WHAT IS REQUIRED
Write out each record below exactly as it appears, with no pictures.

════

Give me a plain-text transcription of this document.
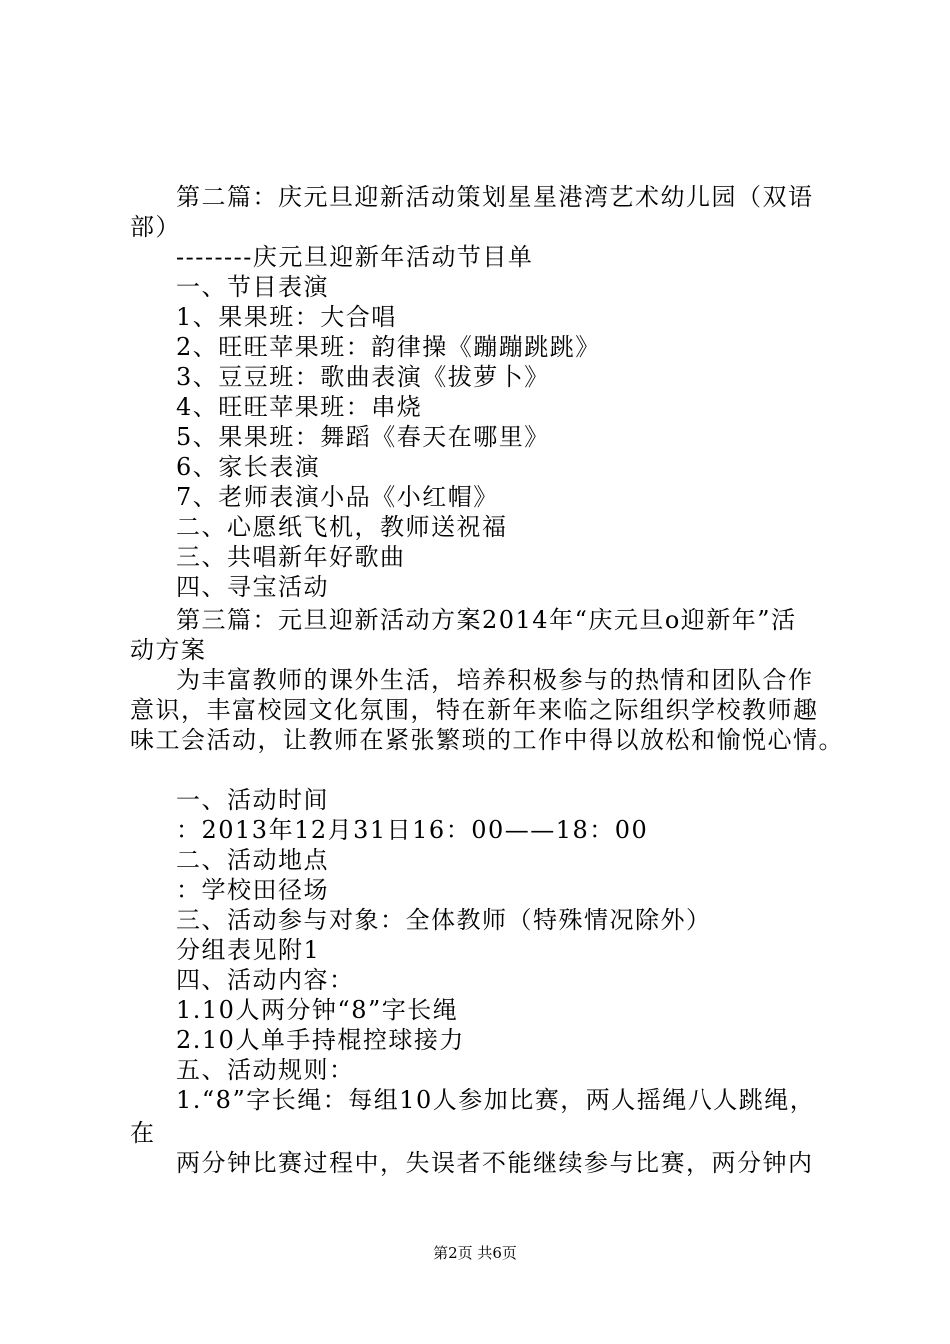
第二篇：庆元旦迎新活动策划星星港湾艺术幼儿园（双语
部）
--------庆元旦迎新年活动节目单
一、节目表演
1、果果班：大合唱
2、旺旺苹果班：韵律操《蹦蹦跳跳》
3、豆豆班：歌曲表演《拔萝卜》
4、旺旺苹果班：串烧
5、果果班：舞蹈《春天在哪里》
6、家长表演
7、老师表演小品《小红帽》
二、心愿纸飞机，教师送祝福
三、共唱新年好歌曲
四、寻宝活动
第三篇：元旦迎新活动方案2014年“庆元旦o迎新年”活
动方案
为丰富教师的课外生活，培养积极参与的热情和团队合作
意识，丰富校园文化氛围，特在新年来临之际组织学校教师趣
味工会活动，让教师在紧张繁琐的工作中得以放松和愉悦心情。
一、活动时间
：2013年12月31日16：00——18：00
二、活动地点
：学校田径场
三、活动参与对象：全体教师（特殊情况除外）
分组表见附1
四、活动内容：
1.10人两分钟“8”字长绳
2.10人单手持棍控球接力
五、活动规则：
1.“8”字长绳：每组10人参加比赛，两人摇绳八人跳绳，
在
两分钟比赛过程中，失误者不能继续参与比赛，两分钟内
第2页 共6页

════

SOLUTION
Give me a plain-text transcription of this document.
第二篇：庆元旦迎新活动策划星星港湾艺术幼儿园（双语
部）
--------庆元旦迎新年活动节目单
一、节目表演
1、果果班：大合唱
2、旺旺苹果班：韵律操《蹦蹦跳跳》
3、豆豆班：歌曲表演《拔萝卜》
4、旺旺苹果班：串烧
5、果果班：舞蹈《春天在哪里》
6、家长表演
7、老师表演小品《小红帽》
二、心愿纸飞机，教师送祝福
三、共唱新年好歌曲
四、寻宝活动
第三篇：元旦迎新活动方案2014年“庆元旦o迎新年”活
动方案
为丰富教师的课外生活，培养积极参与的热情和团队合作
意识，丰富校园文化氛围，特在新年来临之际组织学校教师趣
味工会活动，让教师在紧张繁琐的工作中得以放松和愉悦心情。
一、活动时间
：2013年12月31日16：00——18：00
二、活动地点
：学校田径场
三、活动参与对象：全体教师（特殊情况除外）
分组表见附1
四、活动内容：
1.10人两分钟“8”字长绳
2.10人单手持棍控球接力
五、活动规则：
1.“8”字长绳：每组10人参加比赛，两人摇绳八人跳绳，
在
两分钟比赛过程中，失误者不能继续参与比赛，两分钟内
第2页 共6页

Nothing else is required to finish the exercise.